What is asked :: Without the images, write out all of the following entries exactly.

Records supplied ::
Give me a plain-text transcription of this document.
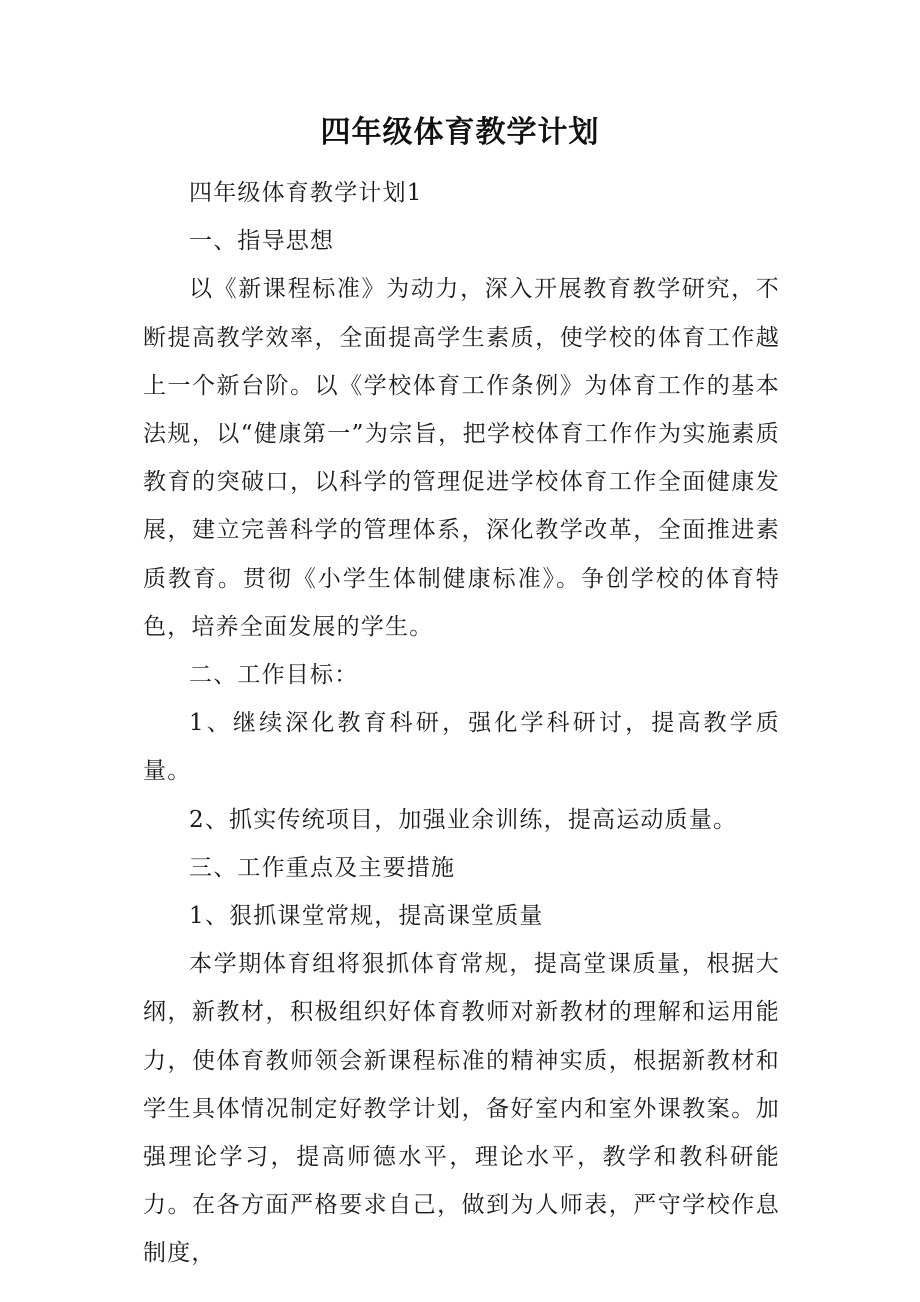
四年级体育教学计划

四年级体育教学计划1

一、指导思想

以《新课程标准》为动力，深入开展教育教学研究，不断提高教学效率，全面提高学生素质，使学校的体育工作越上一个新台阶。以《学校体育工作条例》为体育工作的基本法规，以“健康第一”为宗旨，把学校体育工作作为实施素质教育的突破口，以科学的管理促进学校体育工作全面健康发展，建立完善科学的管理体系，深化教学改革，全面推进素质教育。贯彻《小学生体制健康标准》。争创学校的体育特色，培养全面发展的学生。

二、工作目标：

1、继续深化教育科研，强化学科研讨，提高教学质量。

2、抓实传统项目，加强业余训练，提高运动质量。

三、工作重点及主要措施

1、狠抓课堂常规，提高课堂质量

本学期体育组将狠抓体育常规，提高堂课质量，根据大纲，新教材，积极组织好体育教师对新教材的理解和运用能力，使体育教师领会新课程标准的精神实质，根据新教材和学生具体情况制定好教学计划，备好室内和室外课教案。加强理论学习，提高师德水平，理论水平，教学和教科研能力。在各方面严格要求自己，做到为人师表，严守学校作息制度，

Problem solution ::
Give me a plain-text transcription of this document.
四年级体育教学计划

四年级体育教学计划1

一、指导思想

以《新课程标准》为动力，深入开展教育教学研究，不断提高教学效率，全面提高学生素质，使学校的体育工作越上一个新台阶。以《学校体育工作条例》为体育工作的基本法规，以“健康第一”为宗旨，把学校体育工作作为实施素质教育的突破口，以科学的管理促进学校体育工作全面健康发展，建立完善科学的管理体系，深化教学改革，全面推进素质教育。贯彻《小学生体制健康标准》。争创学校的体育特色，培养全面发展的学生。

二、工作目标：

1、继续深化教育科研，强化学科研讨，提高教学质量。

2、抓实传统项目，加强业余训练，提高运动质量。

三、工作重点及主要措施

1、狠抓课堂常规，提高课堂质量

本学期体育组将狠抓体育常规，提高堂课质量，根据大纲，新教材，积极组织好体育教师对新教材的理解和运用能力，使体育教师领会新课程标准的精神实质，根据新教材和学生具体情况制定好教学计划，备好室内和室外课教案。加强理论学习，提高师德水平，理论水平，教学和教科研能力。在各方面严格要求自己，做到为人师表，严守学校作息制度，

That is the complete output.